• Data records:
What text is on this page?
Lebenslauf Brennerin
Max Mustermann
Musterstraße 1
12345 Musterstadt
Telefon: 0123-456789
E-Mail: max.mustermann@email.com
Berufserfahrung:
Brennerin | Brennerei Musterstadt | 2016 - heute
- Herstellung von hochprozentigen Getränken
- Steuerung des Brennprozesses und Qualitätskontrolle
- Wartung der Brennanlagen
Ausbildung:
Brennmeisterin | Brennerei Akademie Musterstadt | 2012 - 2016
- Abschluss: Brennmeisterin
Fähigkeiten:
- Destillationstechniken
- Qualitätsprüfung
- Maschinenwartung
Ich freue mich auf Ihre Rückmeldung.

• TASK OBJECTIVE: Repeat every entry exactly, please.

• WORKED ANSWER:
What text is on this page?
Lebenslauf Brennerin
Max Mustermann
Musterstraße 1
12345 Musterstadt
Telefon: 0123-456789
E-Mail: max.mustermann@email.com
Berufserfahrung:
Brennerin | Brennerei Musterstadt | 2016 - heute
- Herstellung von hochprozentigen Getränken
- Steuerung des Brennprozesses und Qualitätskontrolle
- Wartung der Brennanlagen
Ausbildung:
Brennmeisterin | Brennerei Akademie Musterstadt | 2012 - 2016
- Abschluss: Brennmeisterin
Fähigkeiten:
- Destillationstechniken
- Qualitätsprüfung
- Maschinenwartung
Ich freue mich auf Ihre Rückmeldung.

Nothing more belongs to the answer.